Description of the task ▸ Keep only those lines of the records that include the string "Чтение".
☆ ☆ ☆ ☆ ☆
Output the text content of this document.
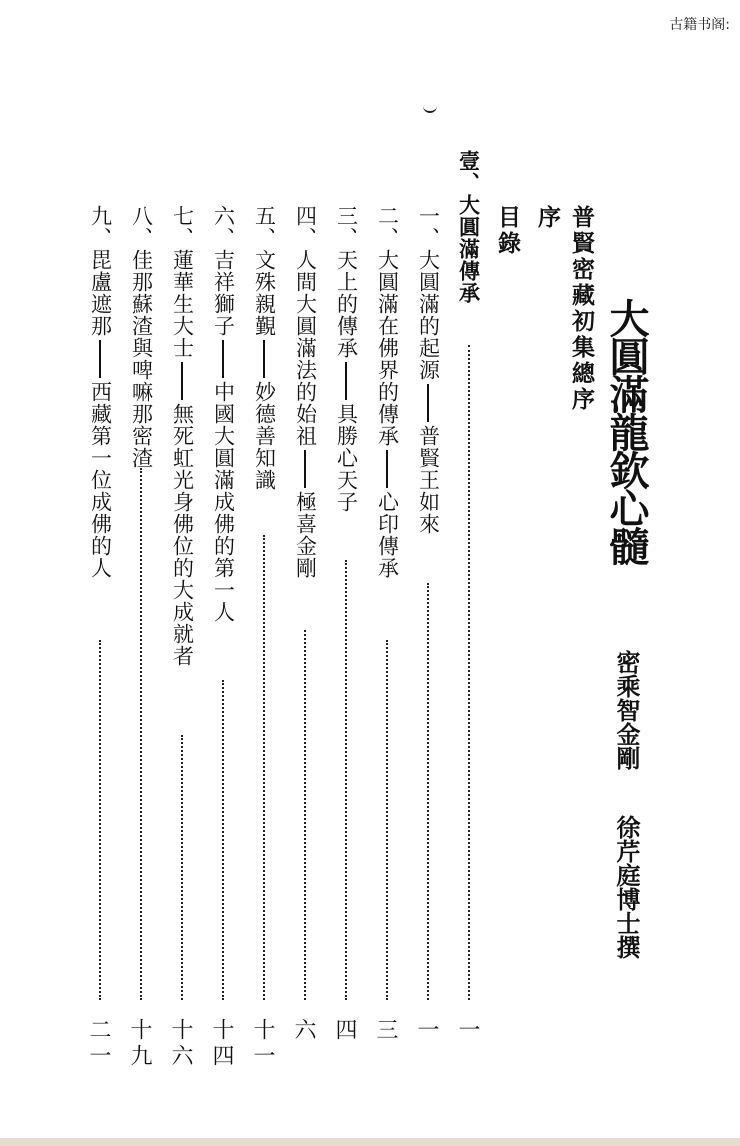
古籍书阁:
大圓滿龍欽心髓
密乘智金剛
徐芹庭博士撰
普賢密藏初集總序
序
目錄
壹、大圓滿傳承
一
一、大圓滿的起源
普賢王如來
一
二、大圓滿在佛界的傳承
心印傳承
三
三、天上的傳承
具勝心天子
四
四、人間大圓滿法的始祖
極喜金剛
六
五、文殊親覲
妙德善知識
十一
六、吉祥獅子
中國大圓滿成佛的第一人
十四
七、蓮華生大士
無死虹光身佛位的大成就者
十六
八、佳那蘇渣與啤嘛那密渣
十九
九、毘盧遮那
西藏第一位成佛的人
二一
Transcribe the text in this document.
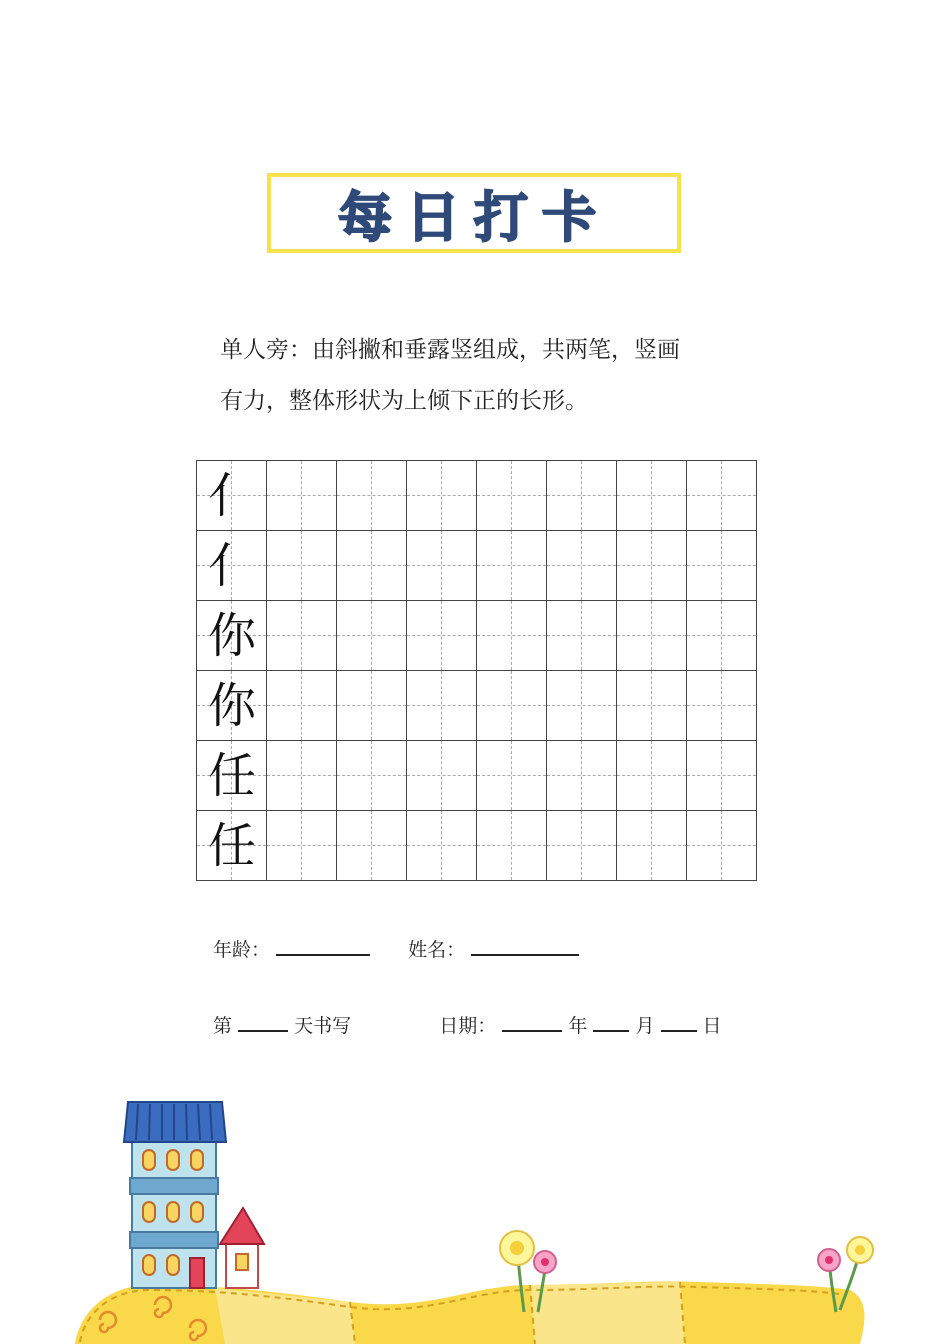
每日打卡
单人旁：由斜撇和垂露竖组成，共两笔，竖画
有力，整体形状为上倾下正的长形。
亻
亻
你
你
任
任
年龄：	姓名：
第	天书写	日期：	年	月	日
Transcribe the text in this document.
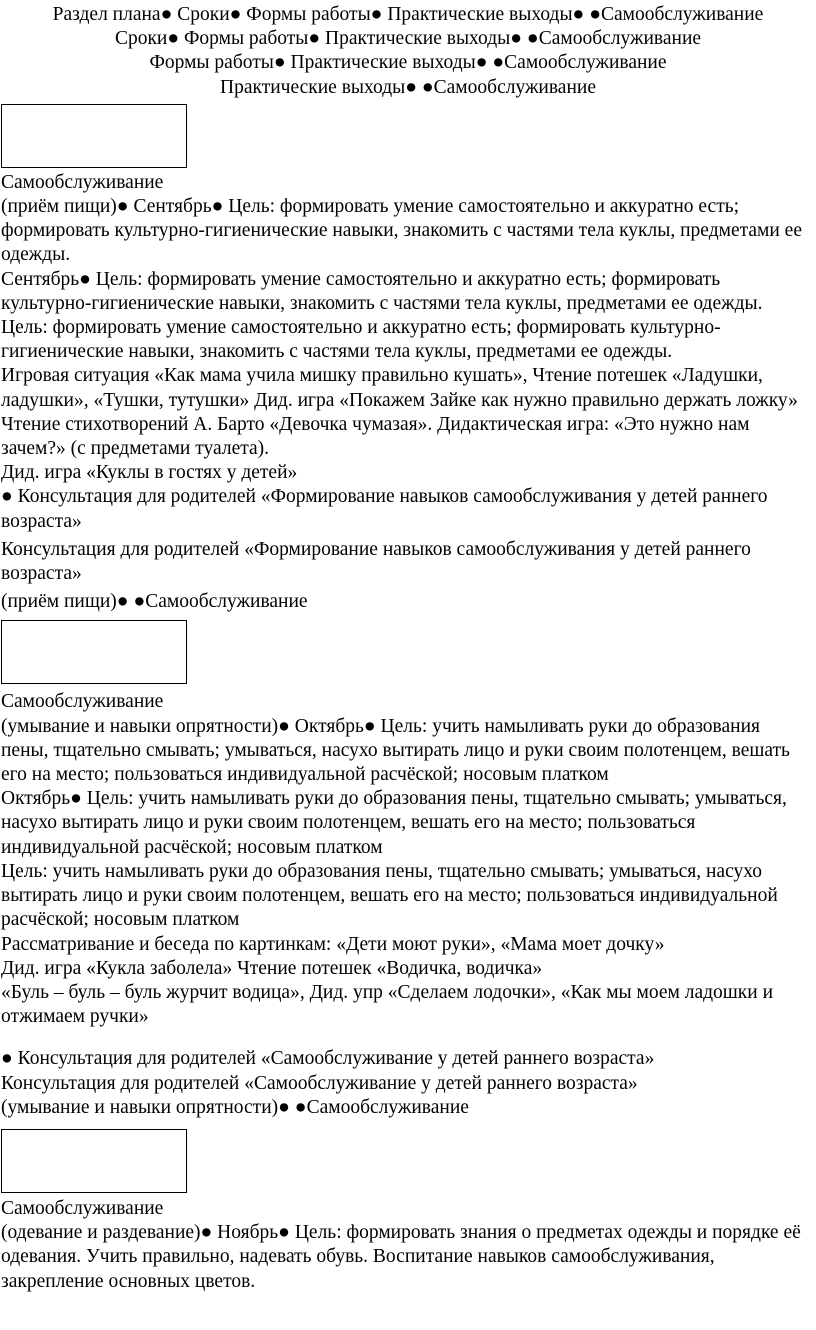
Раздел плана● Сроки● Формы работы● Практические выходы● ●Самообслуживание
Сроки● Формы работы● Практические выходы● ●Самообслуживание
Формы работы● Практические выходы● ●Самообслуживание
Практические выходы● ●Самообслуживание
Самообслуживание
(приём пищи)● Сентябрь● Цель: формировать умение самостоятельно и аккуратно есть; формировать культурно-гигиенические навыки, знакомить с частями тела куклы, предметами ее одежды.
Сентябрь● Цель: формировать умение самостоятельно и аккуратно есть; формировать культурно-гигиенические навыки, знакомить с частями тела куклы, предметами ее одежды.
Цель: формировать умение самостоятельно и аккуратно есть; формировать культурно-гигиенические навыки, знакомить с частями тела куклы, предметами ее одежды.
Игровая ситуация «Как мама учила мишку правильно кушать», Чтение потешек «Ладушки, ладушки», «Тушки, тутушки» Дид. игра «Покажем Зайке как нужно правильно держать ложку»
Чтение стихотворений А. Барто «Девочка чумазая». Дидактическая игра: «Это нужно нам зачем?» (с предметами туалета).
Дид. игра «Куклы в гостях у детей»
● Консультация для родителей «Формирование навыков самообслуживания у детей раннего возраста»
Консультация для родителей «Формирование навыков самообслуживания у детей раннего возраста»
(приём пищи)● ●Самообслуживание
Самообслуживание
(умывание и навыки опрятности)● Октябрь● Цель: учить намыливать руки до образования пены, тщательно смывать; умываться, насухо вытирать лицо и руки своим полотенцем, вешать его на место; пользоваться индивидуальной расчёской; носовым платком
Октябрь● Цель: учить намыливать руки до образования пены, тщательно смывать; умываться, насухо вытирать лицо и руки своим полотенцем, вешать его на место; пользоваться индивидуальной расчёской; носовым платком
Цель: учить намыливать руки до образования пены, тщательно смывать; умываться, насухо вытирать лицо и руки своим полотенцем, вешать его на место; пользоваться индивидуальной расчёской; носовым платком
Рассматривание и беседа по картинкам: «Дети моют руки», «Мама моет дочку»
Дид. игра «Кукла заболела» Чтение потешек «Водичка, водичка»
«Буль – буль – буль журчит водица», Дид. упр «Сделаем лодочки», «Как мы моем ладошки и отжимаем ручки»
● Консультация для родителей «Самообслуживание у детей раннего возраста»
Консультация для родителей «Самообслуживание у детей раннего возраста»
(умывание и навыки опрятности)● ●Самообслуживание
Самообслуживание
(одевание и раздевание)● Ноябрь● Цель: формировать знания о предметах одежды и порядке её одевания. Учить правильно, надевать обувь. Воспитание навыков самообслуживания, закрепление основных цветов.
☆ ☆ ☆ ☆ ☆
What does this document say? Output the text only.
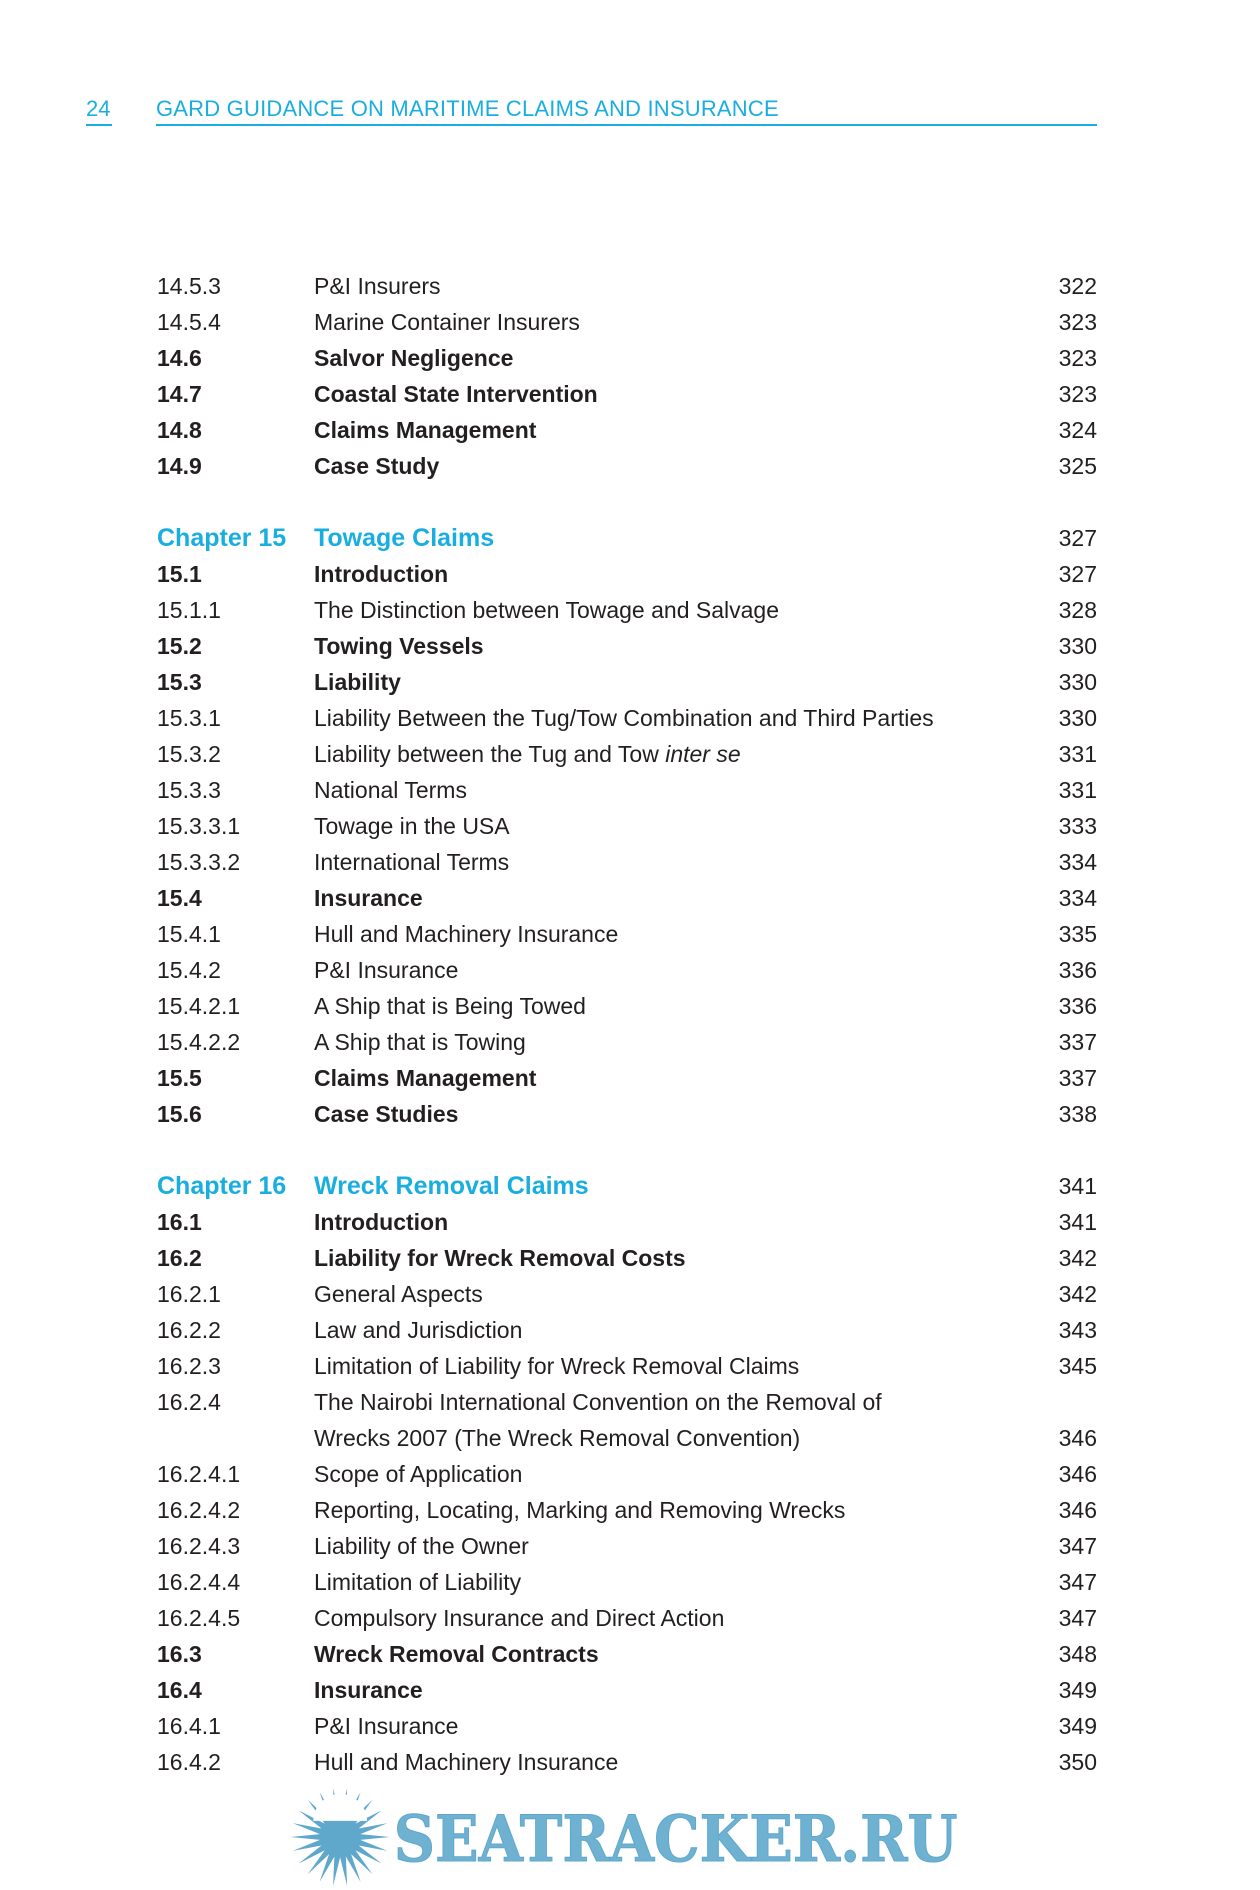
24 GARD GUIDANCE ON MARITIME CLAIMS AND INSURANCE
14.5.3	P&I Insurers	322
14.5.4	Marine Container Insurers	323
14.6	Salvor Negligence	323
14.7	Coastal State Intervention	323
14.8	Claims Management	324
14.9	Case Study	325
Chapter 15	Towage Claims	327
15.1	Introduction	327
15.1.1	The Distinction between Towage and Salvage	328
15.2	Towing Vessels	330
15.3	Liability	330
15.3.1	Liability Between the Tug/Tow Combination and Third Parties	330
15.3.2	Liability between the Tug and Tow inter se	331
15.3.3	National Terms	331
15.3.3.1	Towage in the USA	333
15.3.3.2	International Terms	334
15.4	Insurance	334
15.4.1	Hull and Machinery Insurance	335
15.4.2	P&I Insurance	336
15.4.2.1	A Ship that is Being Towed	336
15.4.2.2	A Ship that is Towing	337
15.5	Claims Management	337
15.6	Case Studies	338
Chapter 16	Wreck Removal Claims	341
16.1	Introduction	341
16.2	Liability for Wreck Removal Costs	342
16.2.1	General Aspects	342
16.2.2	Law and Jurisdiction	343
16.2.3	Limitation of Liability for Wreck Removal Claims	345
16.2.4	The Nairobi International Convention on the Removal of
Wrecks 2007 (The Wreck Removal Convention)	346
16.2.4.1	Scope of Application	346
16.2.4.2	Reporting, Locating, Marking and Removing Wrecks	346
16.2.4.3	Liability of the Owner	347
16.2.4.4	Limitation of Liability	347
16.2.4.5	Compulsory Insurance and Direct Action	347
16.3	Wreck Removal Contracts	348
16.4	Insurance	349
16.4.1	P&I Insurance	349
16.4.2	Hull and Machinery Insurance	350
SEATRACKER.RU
☆ ☆ ☆ ☆ ☆
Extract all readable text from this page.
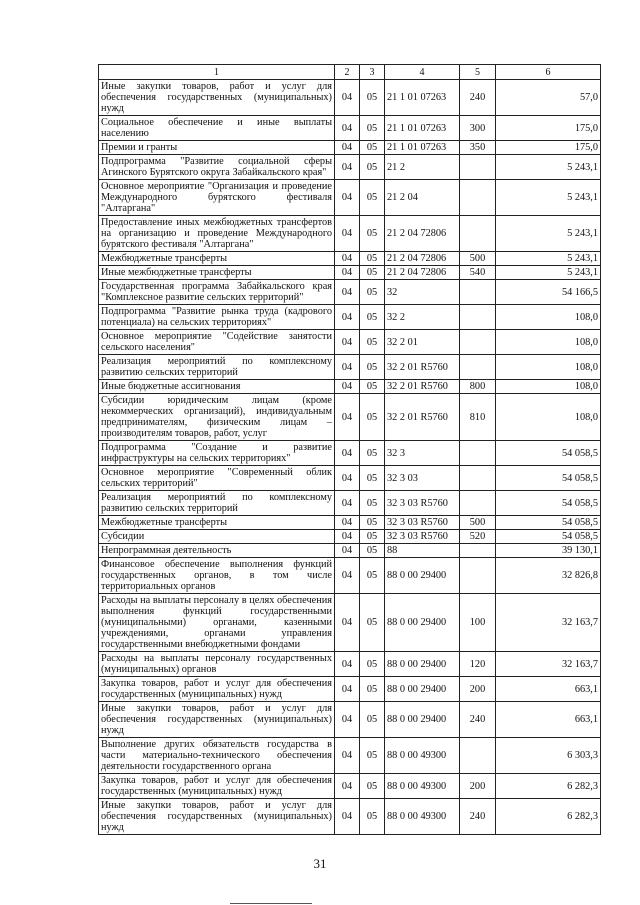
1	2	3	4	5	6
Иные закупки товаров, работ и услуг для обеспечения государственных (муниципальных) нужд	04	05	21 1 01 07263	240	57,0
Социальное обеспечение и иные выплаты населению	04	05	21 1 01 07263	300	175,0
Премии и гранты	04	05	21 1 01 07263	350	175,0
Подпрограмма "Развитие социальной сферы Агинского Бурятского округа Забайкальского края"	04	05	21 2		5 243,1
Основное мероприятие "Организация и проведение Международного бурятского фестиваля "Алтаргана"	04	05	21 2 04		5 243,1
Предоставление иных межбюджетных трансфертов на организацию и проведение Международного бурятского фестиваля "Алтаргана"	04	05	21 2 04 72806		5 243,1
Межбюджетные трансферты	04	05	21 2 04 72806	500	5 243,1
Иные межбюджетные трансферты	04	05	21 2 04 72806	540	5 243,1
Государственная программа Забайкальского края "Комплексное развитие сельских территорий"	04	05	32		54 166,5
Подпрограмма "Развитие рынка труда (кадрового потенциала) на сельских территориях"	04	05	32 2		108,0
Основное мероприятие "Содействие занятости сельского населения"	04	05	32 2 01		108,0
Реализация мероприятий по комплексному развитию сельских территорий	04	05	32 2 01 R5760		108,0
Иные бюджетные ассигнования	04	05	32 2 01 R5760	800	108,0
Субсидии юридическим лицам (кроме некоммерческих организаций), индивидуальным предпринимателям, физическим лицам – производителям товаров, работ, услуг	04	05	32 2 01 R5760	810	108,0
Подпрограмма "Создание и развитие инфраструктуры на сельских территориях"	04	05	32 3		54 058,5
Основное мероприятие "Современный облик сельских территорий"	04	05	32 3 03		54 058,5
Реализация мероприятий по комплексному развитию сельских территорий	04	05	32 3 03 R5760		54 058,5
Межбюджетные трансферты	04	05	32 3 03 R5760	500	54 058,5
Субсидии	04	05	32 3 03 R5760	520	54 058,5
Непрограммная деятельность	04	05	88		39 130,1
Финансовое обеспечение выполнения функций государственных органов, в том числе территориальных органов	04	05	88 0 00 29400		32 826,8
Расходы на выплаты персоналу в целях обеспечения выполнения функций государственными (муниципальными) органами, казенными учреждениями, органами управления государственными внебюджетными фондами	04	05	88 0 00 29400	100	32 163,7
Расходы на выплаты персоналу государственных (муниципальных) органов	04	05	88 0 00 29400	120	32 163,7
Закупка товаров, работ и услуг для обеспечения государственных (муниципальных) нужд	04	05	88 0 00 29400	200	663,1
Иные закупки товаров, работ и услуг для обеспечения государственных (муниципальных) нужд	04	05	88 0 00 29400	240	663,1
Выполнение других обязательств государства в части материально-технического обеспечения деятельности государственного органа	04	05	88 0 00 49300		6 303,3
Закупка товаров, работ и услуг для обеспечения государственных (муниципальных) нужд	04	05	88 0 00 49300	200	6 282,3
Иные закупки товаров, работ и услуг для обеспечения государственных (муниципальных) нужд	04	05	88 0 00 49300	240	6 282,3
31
☆ ☆ ☆ ☆ ☆
Written response ▸
Игровая ситуация «Как мама учила мишку правильно кушать», Чтение потешек «Ладушки, ладушки», «Тушки, тутушки» Дид. игра «Покажем Зайке как нужно правильно держать ложку»
Чтение стихотворений А. Барто «Девочка чумазая». Дидактическая игра: «Это нужно нам зачем?» (с предметами туалета).
Дид. игра «Кукла заболела» Чтение потешек «Водичка, водичка»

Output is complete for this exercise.